→ What you need to do
Copy out every record below with complete accuracy.

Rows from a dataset
Start

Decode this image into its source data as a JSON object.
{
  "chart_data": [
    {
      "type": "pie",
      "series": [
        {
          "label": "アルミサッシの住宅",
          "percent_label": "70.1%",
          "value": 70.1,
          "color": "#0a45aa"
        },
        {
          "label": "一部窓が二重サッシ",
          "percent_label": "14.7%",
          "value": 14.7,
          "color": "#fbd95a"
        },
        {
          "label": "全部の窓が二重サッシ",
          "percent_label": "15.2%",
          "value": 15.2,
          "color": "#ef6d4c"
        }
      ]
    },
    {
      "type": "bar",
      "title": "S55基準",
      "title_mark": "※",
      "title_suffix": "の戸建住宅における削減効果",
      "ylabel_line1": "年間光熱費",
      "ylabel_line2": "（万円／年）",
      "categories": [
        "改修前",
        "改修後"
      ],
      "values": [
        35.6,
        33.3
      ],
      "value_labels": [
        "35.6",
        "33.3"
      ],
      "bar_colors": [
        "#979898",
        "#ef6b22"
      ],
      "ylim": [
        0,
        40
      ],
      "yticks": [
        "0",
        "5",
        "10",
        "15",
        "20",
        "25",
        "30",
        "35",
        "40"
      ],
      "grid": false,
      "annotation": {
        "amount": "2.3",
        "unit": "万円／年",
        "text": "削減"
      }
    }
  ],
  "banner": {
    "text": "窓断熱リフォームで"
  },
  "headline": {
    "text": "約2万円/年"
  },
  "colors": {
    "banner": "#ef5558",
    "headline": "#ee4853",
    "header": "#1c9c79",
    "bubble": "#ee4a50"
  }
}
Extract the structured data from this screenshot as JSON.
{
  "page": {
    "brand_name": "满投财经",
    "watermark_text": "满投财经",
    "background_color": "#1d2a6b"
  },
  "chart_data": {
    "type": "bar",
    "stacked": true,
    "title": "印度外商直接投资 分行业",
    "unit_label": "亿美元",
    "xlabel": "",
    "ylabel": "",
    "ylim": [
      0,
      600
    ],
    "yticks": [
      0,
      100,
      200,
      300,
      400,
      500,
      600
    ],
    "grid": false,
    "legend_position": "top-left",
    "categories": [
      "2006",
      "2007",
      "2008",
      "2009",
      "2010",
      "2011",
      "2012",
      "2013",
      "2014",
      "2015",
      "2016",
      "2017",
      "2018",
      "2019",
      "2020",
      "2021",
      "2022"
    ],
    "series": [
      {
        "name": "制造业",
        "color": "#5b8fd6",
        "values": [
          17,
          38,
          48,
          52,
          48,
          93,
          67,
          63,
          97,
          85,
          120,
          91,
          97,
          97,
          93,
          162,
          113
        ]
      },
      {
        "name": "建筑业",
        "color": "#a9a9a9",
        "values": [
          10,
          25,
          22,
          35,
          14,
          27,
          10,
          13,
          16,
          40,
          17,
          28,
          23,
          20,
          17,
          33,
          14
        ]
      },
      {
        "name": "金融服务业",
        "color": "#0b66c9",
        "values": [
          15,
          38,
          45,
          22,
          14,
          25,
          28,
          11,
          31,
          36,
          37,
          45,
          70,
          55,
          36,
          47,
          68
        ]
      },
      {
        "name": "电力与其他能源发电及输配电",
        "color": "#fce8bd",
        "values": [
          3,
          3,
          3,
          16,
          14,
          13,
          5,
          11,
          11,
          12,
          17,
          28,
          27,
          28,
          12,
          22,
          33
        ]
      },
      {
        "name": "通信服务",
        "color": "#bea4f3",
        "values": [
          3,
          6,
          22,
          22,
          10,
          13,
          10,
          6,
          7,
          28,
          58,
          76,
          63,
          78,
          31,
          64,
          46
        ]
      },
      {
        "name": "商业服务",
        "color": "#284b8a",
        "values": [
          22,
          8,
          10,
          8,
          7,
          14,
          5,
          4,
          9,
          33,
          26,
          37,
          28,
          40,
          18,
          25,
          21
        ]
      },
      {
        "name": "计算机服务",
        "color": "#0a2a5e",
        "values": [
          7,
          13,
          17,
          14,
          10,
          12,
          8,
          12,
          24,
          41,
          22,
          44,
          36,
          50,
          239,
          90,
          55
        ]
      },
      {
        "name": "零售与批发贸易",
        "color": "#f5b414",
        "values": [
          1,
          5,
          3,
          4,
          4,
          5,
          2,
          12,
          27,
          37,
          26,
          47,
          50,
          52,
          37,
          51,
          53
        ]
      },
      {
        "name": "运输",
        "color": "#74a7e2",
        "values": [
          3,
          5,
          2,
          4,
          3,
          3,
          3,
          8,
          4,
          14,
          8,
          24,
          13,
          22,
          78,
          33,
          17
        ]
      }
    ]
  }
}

End

→ Response
Decode this image into its source data as a JSON object.
{
  "chart_data": [
    {
      "type": "pie",
      "series": [
        {
          "label": "アルミサッシの住宅",
          "percent_label": "70.1%",
          "value": 70.1,
          "color": "#0a45aa"
        },
        {
          "label": "一部窓が二重サッシ",
          "percent_label": "14.7%",
          "value": 14.7,
          "color": "#fbd95a"
        },
        {
          "label": "全部の窓が二重サッシ",
          "percent_label": "15.2%",
          "value": 15.2,
          "color": "#ef6d4c"
        }
      ]
    },
    {
      "type": "bar",
      "title": "S55基準",
      "title_mark": "※",
      "title_suffix": "の戸建住宅における削減効果",
      "ylabel_line1": "年間光熱費",
      "ylabel_line2": "（万円／年）",
      "categories": [
        "改修前",
        "改修後"
      ],
      "values": [
        35.6,
        33.3
      ],
      "value_labels": [
        "35.6",
        "33.3"
      ],
      "bar_colors": [
        "#979898",
        "#ef6b22"
      ],
      "ylim": [
        0,
        40
      ],
      "yticks": [
        "0",
        "5",
        "10",
        "15",
        "20",
        "25",
        "30",
        "35",
        "40"
      ],
      "grid": false,
      "annotation": {
        "amount": "2.3",
        "unit": "万円／年",
        "text": "削減"
      }
    }
  ],
  "banner": {
    "text": "窓断熱リフォームで"
  },
  "headline": {
    "text": "約2万円/年"
  },
  "colors": {
    "banner": "#ef5558",
    "headline": "#ee4853",
    "header": "#1c9c79",
    "bubble": "#ee4a50"
  }
}
Extract the structured data from this screenshot as JSON.
{
  "page": {
    "brand_name": "满投财经",
    "watermark_text": "满投财经",
    "background_color": "#1d2a6b"
  },
  "chart_data": {
    "type": "bar",
    "stacked": true,
    "title": "印度外商直接投资 分行业",
    "unit_label": "亿美元",
    "xlabel": "",
    "ylabel": "",
    "ylim": [
      0,
      600
    ],
    "yticks": [
      0,
      100,
      200,
      300,
      400,
      500,
      600
    ],
    "grid": false,
    "legend_position": "top-left",
    "categories": [
      "2006",
      "2007",
      "2008",
      "2009",
      "2010",
      "2011",
      "2012",
      "2013",
      "2014",
      "2015",
      "2016",
      "2017",
      "2018",
      "2019",
      "2020",
      "2021",
      "2022"
    ],
    "series": [
      {
        "name": "制造业",
        "color": "#5b8fd6",
        "values": [
          17,
          38,
          48,
          52,
          48,
          93,
          67,
          63,
          97,
          85,
          120,
          91,
          97,
          97,
          93,
          162,
          113
        ]
      },
      {
        "name": "建筑业",
        "color": "#a9a9a9",
        "values": [
          10,
          25,
          22,
          35,
          14,
          27,
          10,
          13,
          16,
          40,
          17,
          28,
          23,
          20,
          17,
          33,
          14
        ]
      },
      {
        "name": "金融服务业",
        "color": "#0b66c9",
        "values": [
          15,
          38,
          45,
          22,
          14,
          25,
          28,
          11,
          31,
          36,
          37,
          45,
          70,
          55,
          36,
          47,
          68
        ]
      },
      {
        "name": "电力与其他能源发电及输配电",
        "color": "#fce8bd",
        "values": [
          3,
          3,
          3,
          16,
          14,
          13,
          5,
          11,
          11,
          12,
          17,
          28,
          27,
          28,
          12,
          22,
          33
        ]
      },
      {
        "name": "通信服务",
        "color": "#bea4f3",
        "values": [
          3,
          6,
          22,
          22,
          10,
          13,
          10,
          6,
          7,
          28,
          58,
          76,
          63,
          78,
          31,
          64,
          46
        ]
      },
      {
        "name": "商业服务",
        "color": "#284b8a",
        "values": [
          22,
          8,
          10,
          8,
          7,
          14,
          5,
          4,
          9,
          33,
          26,
          37,
          28,
          40,
          18,
          25,
          21
        ]
      },
      {
        "name": "计算机服务",
        "color": "#0a2a5e",
        "values": [
          7,
          13,
          17,
          14,
          10,
          12,
          8,
          12,
          24,
          41,
          22,
          44,
          36,
          50,
          239,
          90,
          55
        ]
      },
      {
        "name": "零售与批发贸易",
        "color": "#f5b414",
        "values": [
          1,
          5,
          3,
          4,
          4,
          5,
          2,
          12,
          27,
          37,
          26,
          47,
          50,
          52,
          37,
          51,
          53
        ]
      },
      {
        "name": "运输",
        "color": "#74a7e2",
        "values": [
          3,
          5,
          2,
          4,
          3,
          3,
          3,
          8,
          4,
          14,
          8,
          24,
          13,
          22,
          78,
          33,
          17
        ]
      }
    ]
  }
}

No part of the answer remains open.